PROBLEM DETAILS:
Show each line that has the string "this" in it.
# # # # #
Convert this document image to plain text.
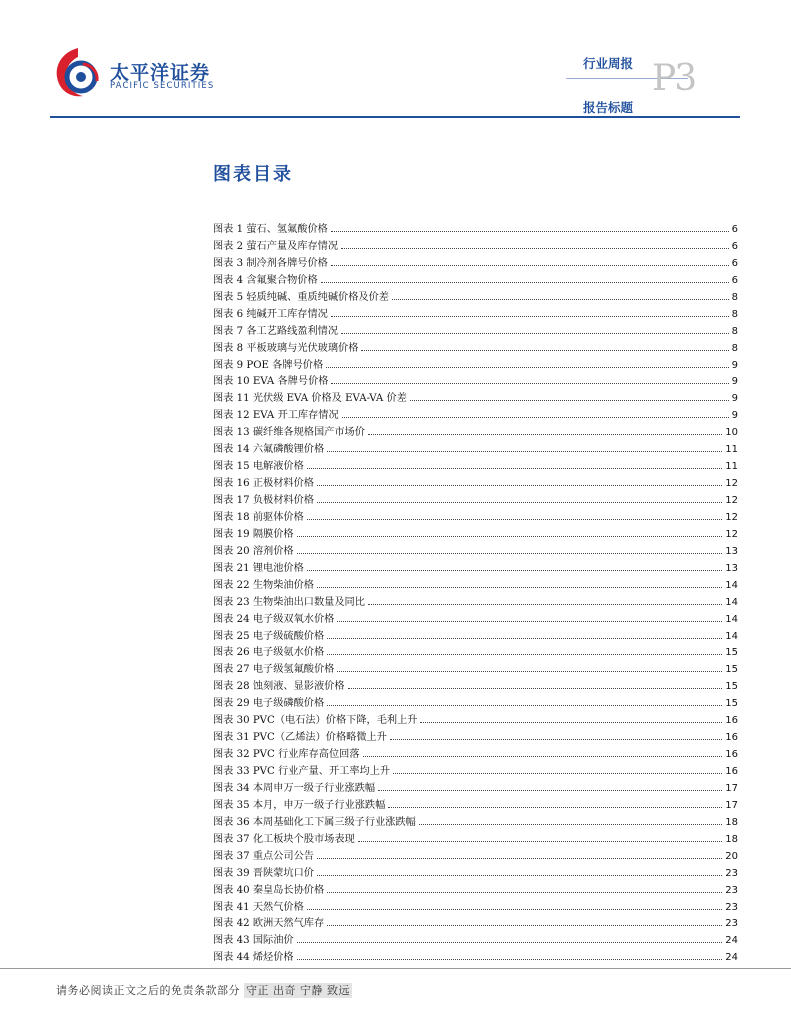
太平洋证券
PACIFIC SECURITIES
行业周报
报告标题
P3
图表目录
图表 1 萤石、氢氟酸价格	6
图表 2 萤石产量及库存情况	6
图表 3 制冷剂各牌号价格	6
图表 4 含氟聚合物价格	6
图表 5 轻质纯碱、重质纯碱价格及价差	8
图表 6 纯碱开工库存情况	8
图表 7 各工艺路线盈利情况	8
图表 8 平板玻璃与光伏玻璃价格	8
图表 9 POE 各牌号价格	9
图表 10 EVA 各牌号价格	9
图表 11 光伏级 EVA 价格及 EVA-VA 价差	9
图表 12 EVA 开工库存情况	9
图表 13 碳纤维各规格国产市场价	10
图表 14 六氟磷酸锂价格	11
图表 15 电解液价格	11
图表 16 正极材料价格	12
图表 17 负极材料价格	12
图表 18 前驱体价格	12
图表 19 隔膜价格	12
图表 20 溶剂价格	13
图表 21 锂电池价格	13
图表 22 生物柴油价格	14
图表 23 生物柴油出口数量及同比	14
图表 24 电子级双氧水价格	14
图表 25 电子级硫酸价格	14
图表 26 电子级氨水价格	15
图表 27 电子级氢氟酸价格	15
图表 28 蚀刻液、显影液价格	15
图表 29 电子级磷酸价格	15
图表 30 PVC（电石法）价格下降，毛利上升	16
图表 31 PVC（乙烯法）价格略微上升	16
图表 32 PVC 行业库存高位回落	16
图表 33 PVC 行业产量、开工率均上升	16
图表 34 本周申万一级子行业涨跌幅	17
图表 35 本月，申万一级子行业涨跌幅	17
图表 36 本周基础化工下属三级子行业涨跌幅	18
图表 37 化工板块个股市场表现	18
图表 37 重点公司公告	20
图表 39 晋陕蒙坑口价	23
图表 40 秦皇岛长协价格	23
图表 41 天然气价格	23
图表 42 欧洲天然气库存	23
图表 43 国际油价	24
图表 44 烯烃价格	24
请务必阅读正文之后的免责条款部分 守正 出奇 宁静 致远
# # # # #
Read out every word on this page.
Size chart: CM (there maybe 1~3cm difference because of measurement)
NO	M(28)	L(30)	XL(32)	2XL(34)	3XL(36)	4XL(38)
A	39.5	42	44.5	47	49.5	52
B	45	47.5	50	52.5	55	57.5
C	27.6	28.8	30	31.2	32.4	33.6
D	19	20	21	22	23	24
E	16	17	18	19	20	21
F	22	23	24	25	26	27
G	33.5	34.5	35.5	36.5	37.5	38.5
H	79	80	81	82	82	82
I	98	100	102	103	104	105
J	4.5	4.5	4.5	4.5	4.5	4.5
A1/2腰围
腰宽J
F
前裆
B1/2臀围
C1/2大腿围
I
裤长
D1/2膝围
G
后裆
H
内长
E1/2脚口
# # # # #
OUTPUT BELOW:
Convert this document image to plain text.
Read out every word on this page.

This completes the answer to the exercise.